What is expected: Retype the data below without altering anything.

++++ Provided records ++++

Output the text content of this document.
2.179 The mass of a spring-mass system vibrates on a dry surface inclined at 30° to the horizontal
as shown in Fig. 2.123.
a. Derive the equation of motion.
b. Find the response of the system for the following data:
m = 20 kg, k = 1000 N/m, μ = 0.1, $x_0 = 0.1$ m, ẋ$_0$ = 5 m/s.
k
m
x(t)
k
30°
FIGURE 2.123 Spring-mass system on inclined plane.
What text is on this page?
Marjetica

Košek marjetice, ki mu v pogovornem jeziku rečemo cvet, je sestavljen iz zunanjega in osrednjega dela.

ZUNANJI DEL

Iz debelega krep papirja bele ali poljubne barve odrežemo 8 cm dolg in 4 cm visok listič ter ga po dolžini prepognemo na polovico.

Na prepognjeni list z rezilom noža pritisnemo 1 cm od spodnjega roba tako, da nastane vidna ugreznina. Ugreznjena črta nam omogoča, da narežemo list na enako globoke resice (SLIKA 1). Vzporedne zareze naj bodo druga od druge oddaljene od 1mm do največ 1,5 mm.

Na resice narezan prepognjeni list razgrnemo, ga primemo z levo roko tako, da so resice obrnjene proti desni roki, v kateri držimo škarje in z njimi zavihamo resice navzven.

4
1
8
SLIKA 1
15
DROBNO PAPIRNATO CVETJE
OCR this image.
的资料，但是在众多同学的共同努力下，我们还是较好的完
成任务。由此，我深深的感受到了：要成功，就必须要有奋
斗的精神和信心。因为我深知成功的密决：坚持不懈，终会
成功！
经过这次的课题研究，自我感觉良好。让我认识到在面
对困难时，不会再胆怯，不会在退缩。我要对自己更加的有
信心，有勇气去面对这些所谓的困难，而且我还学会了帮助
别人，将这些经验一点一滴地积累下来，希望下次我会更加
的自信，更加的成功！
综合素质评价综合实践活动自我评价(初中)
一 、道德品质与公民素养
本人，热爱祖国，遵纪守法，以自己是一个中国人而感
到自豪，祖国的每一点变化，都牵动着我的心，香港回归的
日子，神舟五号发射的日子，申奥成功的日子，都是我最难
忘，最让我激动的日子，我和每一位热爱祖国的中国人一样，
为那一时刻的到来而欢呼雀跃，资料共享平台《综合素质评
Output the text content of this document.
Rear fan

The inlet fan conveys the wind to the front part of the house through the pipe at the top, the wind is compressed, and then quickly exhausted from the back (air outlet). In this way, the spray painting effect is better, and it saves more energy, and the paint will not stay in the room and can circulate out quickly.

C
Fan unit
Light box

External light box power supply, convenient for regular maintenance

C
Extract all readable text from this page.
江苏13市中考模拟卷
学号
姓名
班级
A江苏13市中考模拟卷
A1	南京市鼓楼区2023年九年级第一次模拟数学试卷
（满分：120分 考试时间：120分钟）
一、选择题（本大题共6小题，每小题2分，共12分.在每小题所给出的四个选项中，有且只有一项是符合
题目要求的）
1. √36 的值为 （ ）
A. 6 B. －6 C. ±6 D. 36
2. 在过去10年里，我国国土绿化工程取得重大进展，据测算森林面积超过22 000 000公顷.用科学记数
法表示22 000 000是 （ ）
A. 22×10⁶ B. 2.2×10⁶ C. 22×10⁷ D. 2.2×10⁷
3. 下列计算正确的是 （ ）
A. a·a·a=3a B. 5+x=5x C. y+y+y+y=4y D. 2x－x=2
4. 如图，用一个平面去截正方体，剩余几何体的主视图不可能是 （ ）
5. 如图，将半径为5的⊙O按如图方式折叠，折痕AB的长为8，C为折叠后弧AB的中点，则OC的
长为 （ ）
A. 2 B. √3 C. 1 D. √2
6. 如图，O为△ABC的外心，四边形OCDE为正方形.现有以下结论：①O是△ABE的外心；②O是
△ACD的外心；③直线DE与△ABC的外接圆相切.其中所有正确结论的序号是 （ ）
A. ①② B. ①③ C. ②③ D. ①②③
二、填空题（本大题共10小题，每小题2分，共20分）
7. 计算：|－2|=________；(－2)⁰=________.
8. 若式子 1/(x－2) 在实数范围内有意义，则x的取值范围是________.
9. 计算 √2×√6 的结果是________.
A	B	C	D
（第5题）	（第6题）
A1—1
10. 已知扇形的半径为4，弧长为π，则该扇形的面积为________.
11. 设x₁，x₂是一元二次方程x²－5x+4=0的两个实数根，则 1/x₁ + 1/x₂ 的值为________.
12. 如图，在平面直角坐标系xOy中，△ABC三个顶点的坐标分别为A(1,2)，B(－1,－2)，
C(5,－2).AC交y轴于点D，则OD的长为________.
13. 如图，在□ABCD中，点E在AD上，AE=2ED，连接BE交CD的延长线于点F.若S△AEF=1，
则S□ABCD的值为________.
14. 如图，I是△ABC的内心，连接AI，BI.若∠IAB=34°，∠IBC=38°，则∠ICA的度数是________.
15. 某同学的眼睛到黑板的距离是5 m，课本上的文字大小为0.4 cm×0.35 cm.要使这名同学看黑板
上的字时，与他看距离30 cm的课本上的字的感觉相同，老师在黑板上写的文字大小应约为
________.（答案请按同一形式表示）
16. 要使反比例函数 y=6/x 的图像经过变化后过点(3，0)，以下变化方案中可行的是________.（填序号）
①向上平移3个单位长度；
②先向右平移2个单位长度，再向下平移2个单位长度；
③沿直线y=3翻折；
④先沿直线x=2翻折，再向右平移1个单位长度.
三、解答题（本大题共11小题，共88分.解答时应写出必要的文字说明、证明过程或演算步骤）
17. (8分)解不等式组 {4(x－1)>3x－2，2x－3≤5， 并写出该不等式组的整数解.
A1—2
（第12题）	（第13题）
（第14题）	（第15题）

++++

Answer for this exercise:
Output the text content of this document.
2.179 The mass of a spring-mass system vibrates on a dry surface inclined at 30° to the horizontal
as shown in Fig. 2.123.
a. Derive the equation of motion.
b. Find the response of the system for the following data:
m = 20 kg, k = 1000 N/m, μ = 0.1, $x_0 = 0.1$ m, ẋ$_0$ = 5 m/s.
k
m
x(t)
k
30°
FIGURE 2.123 Spring-mass system on inclined plane.
What text is on this page?
Marjetica

Košek marjetice, ki mu v pogovornem jeziku rečemo cvet, je sestavljen iz zunanjega in osrednjega dela.

ZUNANJI DEL

Iz debelega krep papirja bele ali poljubne barve odrežemo 8 cm dolg in 4 cm visok listič ter ga po dolžini prepognemo na polovico.

Na prepognjeni list z rezilom noža pritisnemo 1 cm od spodnjega roba tako, da nastane vidna ugreznina. Ugreznjena črta nam omogoča, da narežemo list na enako globoke resice (SLIKA 1). Vzporedne zareze naj bodo druga od druge oddaljene od 1mm do največ 1,5 mm.

Na resice narezan prepognjeni list razgrnemo, ga primemo z levo roko tako, da so resice obrnjene proti desni roki, v kateri držimo škarje in z njimi zavihamo resice navzven.

4
1
8
SLIKA 1
15
DROBNO PAPIRNATO CVETJE
OCR this image.
的资料，但是在众多同学的共同努力下，我们还是较好的完
成任务。由此，我深深的感受到了：要成功，就必须要有奋
斗的精神和信心。因为我深知成功的密决：坚持不懈，终会
成功！
经过这次的课题研究，自我感觉良好。让我认识到在面
对困难时，不会再胆怯，不会在退缩。我要对自己更加的有
信心，有勇气去面对这些所谓的困难，而且我还学会了帮助
别人，将这些经验一点一滴地积累下来，希望下次我会更加
的自信，更加的成功！
综合素质评价综合实践活动自我评价(初中)
一 、道德品质与公民素养
本人，热爱祖国，遵纪守法，以自己是一个中国人而感
到自豪，祖国的每一点变化，都牵动着我的心，香港回归的
日子，神舟五号发射的日子，申奥成功的日子，都是我最难
忘，最让我激动的日子，我和每一位热爱祖国的中国人一样，
为那一时刻的到来而欢呼雀跃，资料共享平台《综合素质评
Output the text content of this document.
Rear fan

The inlet fan conveys the wind to the front part of the house through the pipe at the top, the wind is compressed, and then quickly exhausted from the back (air outlet). In this way, the spray painting effect is better, and it saves more energy, and the paint will not stay in the room and can circulate out quickly.

C
Fan unit
Light box

External light box power supply, convenient for regular maintenance

C
Extract all readable text from this page.
江苏13市中考模拟卷
学号
姓名
班级
A江苏13市中考模拟卷
A1	南京市鼓楼区2023年九年级第一次模拟数学试卷
（满分：120分 考试时间：120分钟）
一、选择题（本大题共6小题，每小题2分，共12分.在每小题所给出的四个选项中，有且只有一项是符合
题目要求的）
1. √36 的值为 （ ）
A. 6 B. －6 C. ±6 D. 36
2. 在过去10年里，我国国土绿化工程取得重大进展，据测算森林面积超过22 000 000公顷.用科学记数
法表示22 000 000是 （ ）
A. 22×10⁶ B. 2.2×10⁶ C. 22×10⁷ D. 2.2×10⁷
3. 下列计算正确的是 （ ）
A. a·a·a=3a B. 5+x=5x C. y+y+y+y=4y D. 2x－x=2
4. 如图，用一个平面去截正方体，剩余几何体的主视图不可能是 （ ）
5. 如图，将半径为5的⊙O按如图方式折叠，折痕AB的长为8，C为折叠后弧AB的中点，则OC的
长为 （ ）
A. 2 B. √3 C. 1 D. √2
6. 如图，O为△ABC的外心，四边形OCDE为正方形.现有以下结论：①O是△ABE的外心；②O是
△ACD的外心；③直线DE与△ABC的外接圆相切.其中所有正确结论的序号是 （ ）
A. ①② B. ①③ C. ②③ D. ①②③
二、填空题（本大题共10小题，每小题2分，共20分）
7. 计算：|－2|=________；(－2)⁰=________.
8. 若式子 1/(x－2) 在实数范围内有意义，则x的取值范围是________.
9. 计算 √2×√6 的结果是________.
A	B	C	D
（第5题）	（第6题）
A1—1
10. 已知扇形的半径为4，弧长为π，则该扇形的面积为________.
11. 设x₁，x₂是一元二次方程x²－5x+4=0的两个实数根，则 1/x₁ + 1/x₂ 的值为________.
12. 如图，在平面直角坐标系xOy中，△ABC三个顶点的坐标分别为A(1,2)，B(－1,－2)，
C(5,－2).AC交y轴于点D，则OD的长为________.
13. 如图，在□ABCD中，点E在AD上，AE=2ED，连接BE交CD的延长线于点F.若S△AEF=1，
则S□ABCD的值为________.
14. 如图，I是△ABC的内心，连接AI，BI.若∠IAB=34°，∠IBC=38°，则∠ICA的度数是________.
15. 某同学的眼睛到黑板的距离是5 m，课本上的文字大小为0.4 cm×0.35 cm.要使这名同学看黑板
上的字时，与他看距离30 cm的课本上的字的感觉相同，老师在黑板上写的文字大小应约为
________.（答案请按同一形式表示）
16. 要使反比例函数 y=6/x 的图像经过变化后过点(3，0)，以下变化方案中可行的是________.（填序号）
①向上平移3个单位长度；
②先向右平移2个单位长度，再向下平移2个单位长度；
③沿直线y=3翻折；
④先沿直线x=2翻折，再向右平移1个单位长度.
三、解答题（本大题共11小题，共88分.解答时应写出必要的文字说明、证明过程或演算步骤）
17. (8分)解不等式组 {4(x－1)>3x－2，2x－3≤5， 并写出该不等式组的整数解.
A1—2
（第12题）	（第13题）
（第14题）	（第15题）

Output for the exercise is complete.